» What is required: All of the material below is to be retyped exactly.

» Stored rows:
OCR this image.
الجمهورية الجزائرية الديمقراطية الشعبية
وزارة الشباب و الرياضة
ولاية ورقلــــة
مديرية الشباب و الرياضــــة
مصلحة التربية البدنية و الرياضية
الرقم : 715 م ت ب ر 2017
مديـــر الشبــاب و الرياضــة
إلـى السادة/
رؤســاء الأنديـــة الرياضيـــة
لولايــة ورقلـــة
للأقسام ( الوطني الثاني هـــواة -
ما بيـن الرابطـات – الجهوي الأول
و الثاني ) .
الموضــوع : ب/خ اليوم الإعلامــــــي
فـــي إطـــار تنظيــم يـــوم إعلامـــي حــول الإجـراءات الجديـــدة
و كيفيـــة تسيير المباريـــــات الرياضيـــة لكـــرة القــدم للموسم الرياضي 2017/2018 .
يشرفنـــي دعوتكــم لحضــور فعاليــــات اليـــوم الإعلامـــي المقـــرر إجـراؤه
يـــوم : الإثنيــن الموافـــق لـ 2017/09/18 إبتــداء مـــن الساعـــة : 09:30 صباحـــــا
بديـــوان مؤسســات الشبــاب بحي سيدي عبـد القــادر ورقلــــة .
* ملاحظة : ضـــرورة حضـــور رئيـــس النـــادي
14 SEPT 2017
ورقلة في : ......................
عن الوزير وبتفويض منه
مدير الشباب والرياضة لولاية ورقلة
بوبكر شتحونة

» Solution to this task:
OCR this image.
الجمهورية الجزائرية الديمقراطية الشعبية
وزارة الشباب و الرياضة
ولاية ورقلــــة
مديرية الشباب و الرياضــــة
مصلحة التربية البدنية و الرياضية
الرقم : 715 م ت ب ر 2017
مديـــر الشبــاب و الرياضــة
إلـى السادة/
رؤســاء الأنديـــة الرياضيـــة
لولايــة ورقلـــة
للأقسام ( الوطني الثاني هـــواة -
ما بيـن الرابطـات – الجهوي الأول
و الثاني ) .
الموضــوع : ب/خ اليوم الإعلامــــــي
فـــي إطـــار تنظيــم يـــوم إعلامـــي حــول الإجـراءات الجديـــدة
و كيفيـــة تسيير المباريـــــات الرياضيـــة لكـــرة القــدم للموسم الرياضي 2017/2018 .
يشرفنـــي دعوتكــم لحضــور فعاليــــات اليـــوم الإعلامـــي المقـــرر إجـراؤه
يـــوم : الإثنيــن الموافـــق لـ 2017/09/18 إبتــداء مـــن الساعـــة : 09:30 صباحـــــا
بديـــوان مؤسســات الشبــاب بحي سيدي عبـد القــادر ورقلــــة .
* ملاحظة : ضـــرورة حضـــور رئيـــس النـــادي
14 SEPT 2017
ورقلة في : ......................
عن الوزير وبتفويض منه
مدير الشباب والرياضة لولاية ورقلة
بوبكر شتحونة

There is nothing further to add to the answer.